Closed GoogleCodeExporter closed 8 years ago

GoogleCodeExporter commented 8 years ago
The variables channel, axis and motor are declared global in AeroQuad.h and 
used as for loop control variables all over the code. These must be declared 
local, which saves another ~400-500 byte. Best way for the compiler is to 
declare them in the for loop, e.g.
    for (byte motor=FRONT; motor < LASTMOTOR; motor++)
    for (byte channel = ROLL; channel < LASTCHANNEL; channel++) {
    for (byte axis = ROLL; axis < LASTAXIS; axis++) {

Original issue reported on code.google.com by al...@arcor.de on 27 Dec 2010 at 4:00

GoogleCodeExporter commented 8 years ago
When this local declaration is done in pid.h, the compiler makes 
zeroIntegralError() inline and it unrolls the code, so it gets quite large. 
Prevent this by forcing zeroIntegralError() to be noinline.

void zeroIntegralError() __attribute__ ((noinline));
void zeroIntegralError() {
  for (byte axis = ROLL; axis < LASTLEVELAXIS; axis++)
    PID[axis].integratedError = 0;
}

Original comment by al...@arcor.de on 27 Dec 2010 at 4:06

GoogleCodeExporter commented 8 years ago
Pretty amazing!  Those updates saved about 700 bytes.  Do you think these 
updates cause the code to run slower though?

Original comment by CaranchoEngineering@gmail.com on 7 Jan 2011 at 7:42

GoogleCodeExporter commented 8 years ago
The fix causes the code to run faster, it takes longer to increment and use a 
global integer than a byte register, but not so much, maybe it saves 0.5 µs 
per usage. For the overall speed of this has just a minor effect, as the serial 
and eeprom stuff does not run in the main loop and is relative slow anyway.

### WHAT TO WORK ON
- a) In the issue thread, which file declares the variables channel, axis and motor as global?
- b) Summarize the issue thread in two sentences.
- c) Copy the part of the issue thread word for word, starting at "Original issue reported" and ending at "to be noinline.".

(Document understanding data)
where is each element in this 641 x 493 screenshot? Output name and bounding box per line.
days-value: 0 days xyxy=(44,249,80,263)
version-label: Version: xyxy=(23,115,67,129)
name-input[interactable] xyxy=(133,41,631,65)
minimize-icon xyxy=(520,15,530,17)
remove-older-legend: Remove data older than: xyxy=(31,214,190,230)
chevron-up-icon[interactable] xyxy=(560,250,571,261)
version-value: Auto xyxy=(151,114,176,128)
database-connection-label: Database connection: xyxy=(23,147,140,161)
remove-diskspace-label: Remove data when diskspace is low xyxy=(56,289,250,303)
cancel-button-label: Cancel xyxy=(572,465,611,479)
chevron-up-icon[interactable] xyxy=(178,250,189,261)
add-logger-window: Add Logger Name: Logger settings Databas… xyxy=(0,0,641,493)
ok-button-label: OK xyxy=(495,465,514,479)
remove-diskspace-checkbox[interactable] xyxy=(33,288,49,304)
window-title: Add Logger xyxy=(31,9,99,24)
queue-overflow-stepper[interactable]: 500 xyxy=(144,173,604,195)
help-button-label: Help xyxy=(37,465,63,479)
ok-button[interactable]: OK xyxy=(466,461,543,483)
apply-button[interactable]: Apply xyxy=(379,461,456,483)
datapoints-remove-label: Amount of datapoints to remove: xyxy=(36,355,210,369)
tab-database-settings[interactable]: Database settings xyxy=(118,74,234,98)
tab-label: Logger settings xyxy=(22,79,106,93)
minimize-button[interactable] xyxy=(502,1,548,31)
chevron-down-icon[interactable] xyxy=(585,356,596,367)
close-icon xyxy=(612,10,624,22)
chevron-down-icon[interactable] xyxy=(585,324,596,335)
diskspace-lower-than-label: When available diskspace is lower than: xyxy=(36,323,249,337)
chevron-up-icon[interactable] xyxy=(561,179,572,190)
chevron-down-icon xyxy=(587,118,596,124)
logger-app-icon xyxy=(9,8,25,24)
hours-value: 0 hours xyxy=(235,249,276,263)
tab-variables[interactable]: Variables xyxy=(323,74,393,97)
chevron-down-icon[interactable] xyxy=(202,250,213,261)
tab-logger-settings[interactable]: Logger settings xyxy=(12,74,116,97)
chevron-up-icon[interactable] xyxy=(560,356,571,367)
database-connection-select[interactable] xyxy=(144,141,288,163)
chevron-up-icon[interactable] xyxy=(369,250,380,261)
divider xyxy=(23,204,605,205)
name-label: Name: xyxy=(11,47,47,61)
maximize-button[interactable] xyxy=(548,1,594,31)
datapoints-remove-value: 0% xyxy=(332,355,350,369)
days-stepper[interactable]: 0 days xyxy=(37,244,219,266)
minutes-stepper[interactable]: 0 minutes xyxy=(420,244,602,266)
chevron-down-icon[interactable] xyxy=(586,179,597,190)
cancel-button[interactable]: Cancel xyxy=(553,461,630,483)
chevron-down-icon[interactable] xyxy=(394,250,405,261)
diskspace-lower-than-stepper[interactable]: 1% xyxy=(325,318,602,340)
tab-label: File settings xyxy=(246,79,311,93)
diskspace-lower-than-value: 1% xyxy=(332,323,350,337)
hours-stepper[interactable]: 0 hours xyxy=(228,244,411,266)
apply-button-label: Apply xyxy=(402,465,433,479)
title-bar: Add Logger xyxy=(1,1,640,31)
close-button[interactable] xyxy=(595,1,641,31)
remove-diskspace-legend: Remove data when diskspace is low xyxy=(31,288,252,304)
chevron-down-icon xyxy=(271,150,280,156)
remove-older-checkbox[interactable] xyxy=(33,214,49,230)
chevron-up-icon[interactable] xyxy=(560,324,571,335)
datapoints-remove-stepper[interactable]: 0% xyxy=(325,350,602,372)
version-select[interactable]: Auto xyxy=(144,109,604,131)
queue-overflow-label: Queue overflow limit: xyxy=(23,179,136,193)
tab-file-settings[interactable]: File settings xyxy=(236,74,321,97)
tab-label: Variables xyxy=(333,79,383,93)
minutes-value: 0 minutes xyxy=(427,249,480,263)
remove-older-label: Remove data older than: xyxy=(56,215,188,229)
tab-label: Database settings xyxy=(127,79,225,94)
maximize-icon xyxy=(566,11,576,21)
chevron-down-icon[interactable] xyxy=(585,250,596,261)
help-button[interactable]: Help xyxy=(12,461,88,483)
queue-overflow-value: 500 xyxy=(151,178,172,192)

### REPLIES
- a) AeroQuad.h

- b) The thread proposes declaring the global loop variables channel, axis and motor locally inside their for loops, and also forcing zeroIntegralError() to be noinline so the compiler does not inline and unroll it. A later comment reports that the changes saved about 700 bytes, and the reply says the code runs slightly faster, though the effect on overall speed is minor.

- c)
Original issue reported on code.google.com by al...@arcor.de on 27 Dec 2010 at 4:00

GoogleCodeExporter commented 8 years ago
When this local declaration is done in pid.h, the compiler makes 
zeroIntegralError() inline and it unrolls the code, so it gets quite large. 
Prevent this by forcing zeroIntegralError() to be noinline.